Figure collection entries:
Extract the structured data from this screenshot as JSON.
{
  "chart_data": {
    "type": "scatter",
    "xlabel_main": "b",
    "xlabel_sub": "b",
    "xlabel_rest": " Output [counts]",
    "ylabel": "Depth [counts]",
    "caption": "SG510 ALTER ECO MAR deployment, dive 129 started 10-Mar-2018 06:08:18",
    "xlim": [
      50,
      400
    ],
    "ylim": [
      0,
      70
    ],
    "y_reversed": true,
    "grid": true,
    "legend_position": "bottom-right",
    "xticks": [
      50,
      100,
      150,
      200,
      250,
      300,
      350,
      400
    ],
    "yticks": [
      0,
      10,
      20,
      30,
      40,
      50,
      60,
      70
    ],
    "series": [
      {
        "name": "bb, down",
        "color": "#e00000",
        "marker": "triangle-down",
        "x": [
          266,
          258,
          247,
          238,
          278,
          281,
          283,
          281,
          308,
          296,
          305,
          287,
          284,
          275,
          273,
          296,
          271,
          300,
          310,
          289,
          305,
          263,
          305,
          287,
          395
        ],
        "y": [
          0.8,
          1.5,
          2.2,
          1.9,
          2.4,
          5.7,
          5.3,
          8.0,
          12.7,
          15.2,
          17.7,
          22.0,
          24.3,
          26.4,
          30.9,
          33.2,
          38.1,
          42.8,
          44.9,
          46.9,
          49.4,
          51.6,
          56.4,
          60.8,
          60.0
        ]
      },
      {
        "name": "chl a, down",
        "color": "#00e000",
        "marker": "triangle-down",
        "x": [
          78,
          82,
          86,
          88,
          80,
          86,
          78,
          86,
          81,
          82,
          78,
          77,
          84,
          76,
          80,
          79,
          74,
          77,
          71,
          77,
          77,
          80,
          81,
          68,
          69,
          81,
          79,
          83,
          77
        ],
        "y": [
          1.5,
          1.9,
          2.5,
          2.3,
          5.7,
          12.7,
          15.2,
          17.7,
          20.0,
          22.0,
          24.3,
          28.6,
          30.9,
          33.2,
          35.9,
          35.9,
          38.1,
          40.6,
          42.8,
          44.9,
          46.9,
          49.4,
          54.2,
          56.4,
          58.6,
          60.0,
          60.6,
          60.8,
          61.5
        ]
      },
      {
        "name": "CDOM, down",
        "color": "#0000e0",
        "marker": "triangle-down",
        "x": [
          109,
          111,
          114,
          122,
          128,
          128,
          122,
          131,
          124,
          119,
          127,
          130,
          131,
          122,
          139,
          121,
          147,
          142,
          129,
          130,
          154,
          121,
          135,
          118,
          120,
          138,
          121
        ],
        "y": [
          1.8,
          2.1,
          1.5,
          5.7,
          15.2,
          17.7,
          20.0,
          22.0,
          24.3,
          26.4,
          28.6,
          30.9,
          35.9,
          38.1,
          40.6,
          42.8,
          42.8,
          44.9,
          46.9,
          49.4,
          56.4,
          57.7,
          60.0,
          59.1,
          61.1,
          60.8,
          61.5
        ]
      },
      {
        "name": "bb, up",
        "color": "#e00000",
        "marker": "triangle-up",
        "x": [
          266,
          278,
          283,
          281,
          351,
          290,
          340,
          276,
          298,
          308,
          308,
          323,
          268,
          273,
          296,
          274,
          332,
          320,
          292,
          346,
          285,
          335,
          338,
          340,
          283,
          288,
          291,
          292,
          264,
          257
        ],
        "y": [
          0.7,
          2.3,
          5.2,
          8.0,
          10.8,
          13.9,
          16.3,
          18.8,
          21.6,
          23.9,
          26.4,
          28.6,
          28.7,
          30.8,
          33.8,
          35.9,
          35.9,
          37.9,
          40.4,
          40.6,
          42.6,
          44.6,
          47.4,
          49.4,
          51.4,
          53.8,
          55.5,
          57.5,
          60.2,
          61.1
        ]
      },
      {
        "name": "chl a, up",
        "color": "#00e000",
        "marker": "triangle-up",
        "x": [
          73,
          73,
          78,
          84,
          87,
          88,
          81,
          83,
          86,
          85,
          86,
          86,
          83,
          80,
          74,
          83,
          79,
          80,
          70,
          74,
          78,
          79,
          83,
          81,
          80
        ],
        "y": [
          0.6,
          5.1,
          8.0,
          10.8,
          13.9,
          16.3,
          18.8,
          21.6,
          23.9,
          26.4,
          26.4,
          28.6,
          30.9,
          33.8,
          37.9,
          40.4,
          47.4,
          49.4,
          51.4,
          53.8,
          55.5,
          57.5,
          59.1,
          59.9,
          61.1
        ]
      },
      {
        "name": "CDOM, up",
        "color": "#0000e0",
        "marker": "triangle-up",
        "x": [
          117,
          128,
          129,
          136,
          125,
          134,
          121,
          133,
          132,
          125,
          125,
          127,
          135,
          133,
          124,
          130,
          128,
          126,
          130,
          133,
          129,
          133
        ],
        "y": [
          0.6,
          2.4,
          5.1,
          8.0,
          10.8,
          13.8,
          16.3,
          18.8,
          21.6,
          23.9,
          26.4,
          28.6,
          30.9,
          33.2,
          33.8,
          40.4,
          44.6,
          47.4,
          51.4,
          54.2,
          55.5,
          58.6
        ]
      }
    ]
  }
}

▸ TO BE DONE: Find every line in the records above that holds the word "counts", and copy each one.

▸ WRITTEN RESPONSE:
    "xlabel_rest": " Output [counts]",
    "ylabel": "Depth [counts]",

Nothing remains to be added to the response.